In this section, we give a standard formulation for the Unit Commitment problem. We normally solve this problem as a mixed integer linear programme. However it should be noted that there are nonlinearities in the objective function in form of the binary decision variables.

Note

You can use this formulation to formulate and solve your own example in AIMMS. We will publish an accompanying simple example based on this formulation soon.

Objective Function

As stated above, the aim of the UC problem is to ensure there is enough generation committed at each point in time within a set planning timescale. The objective function for the UC problem is defined in its most general form as below:

(7)\[\min_{\Phi} \sum_{t \in T}\sum_{g \in G} (C_{g}^{SU}(u_{g}^{t})+C_{g}^{SD}(u_{g}^{t})+f_g(P_{g}^{t})+C_{g}^{0}(u_{g}^{t})+\delta_{g} ^{+}(P_{g}^{t})+\delta_{g}^{-}(P_{g}^{t}))\]

In equation (7) the following are defined:

  • \(\Phi=(P_{g,t},u_{g,t},V_{a}^{n})^T\) is the set of all state variables in which \(P_{g,t}\) is the active power output of generator g at time t, \(u_{g,t}\) is the binary decision variable for starting up or shutting down of generator g at time t, and \(V_{a}^{n}\) is the voltage angle for node n

  • \(G\) and \(T\) are the sets of all generators and time steps respectively.

  • \(C_{g}^{SU}\) and \(C_{g}^{SD}\) are the cost functions for starting up or shutting down for generator unit g

  • \(f_g\) is the fuel cost function for generator unit g

  • \(C_{g}^{0}\) is the running cost function for standby generators

  • \(\delta_{g}^{+}\) and \(\delta_{g}^{-}\) are the ramping up and ramping down cost functions of generator unit g

Constraints

The following constraints apply for a DC formulation of the UC problem:

(8)\[u_{g}^{t}P_{g}^{\min} \leq P_{g}^{t} \leq u_{g}^{t}P_{g}^{\max}\]
(9)\[P_{g,n}^{t} - P_{d,n}^{t} + \sum_{n \in N} B_{in}(\theta_{i}^{t} - \theta_{n}^{t}) = 0\]
(10)\[B_{in}(\theta_{i}^{t} - \theta_{n}^{t}) \leq L_{in}^{\max}\]
(11)\[\delta_{g}^{\min} \leq P_{g}^{t} - P_{g}^{t-1} \leq \delta_{g}^{\max}\]

The following are defined:

  • Equation (8) is the maximum and minimum allowable active power limit for each generator.

#### [Supplied data]
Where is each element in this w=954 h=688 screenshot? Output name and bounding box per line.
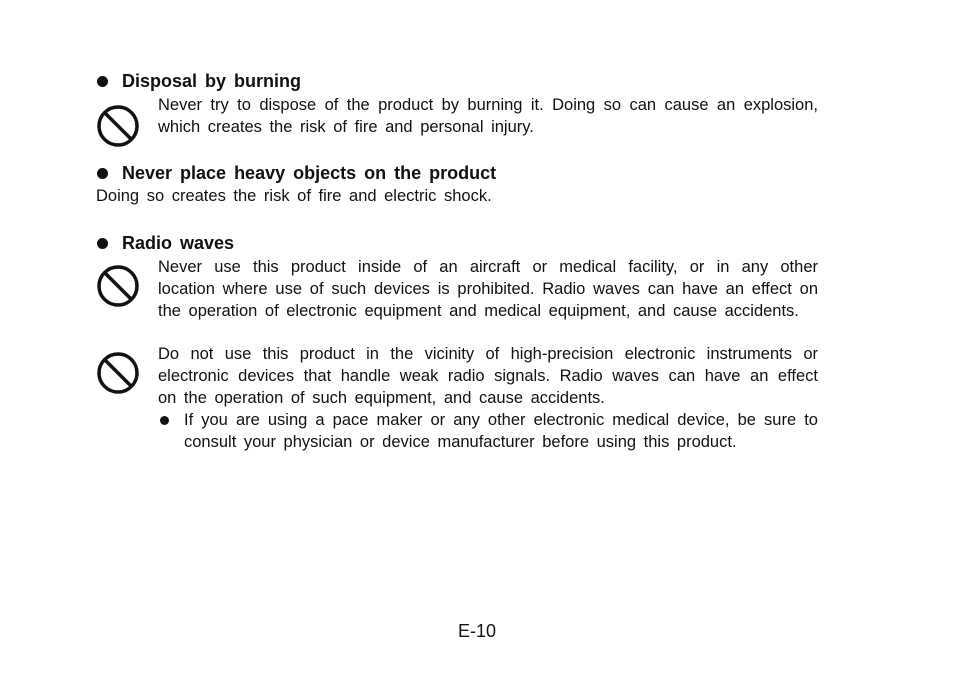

#### [Stated exercise A]
From the unit commitment text, copy the passage from "You can use" to "this formulation soon." verbatim.
#### [Stated exercise B]
In the unit commitment text, what do the sets G and T stand for?

#### [Result A]
You can use this formulation to formulate and solve your own example in AIMMS. We will publish an accompanying simple example based on this formulation soon.

#### [Result B]
G is the set of all generators, and T is the set of all time steps.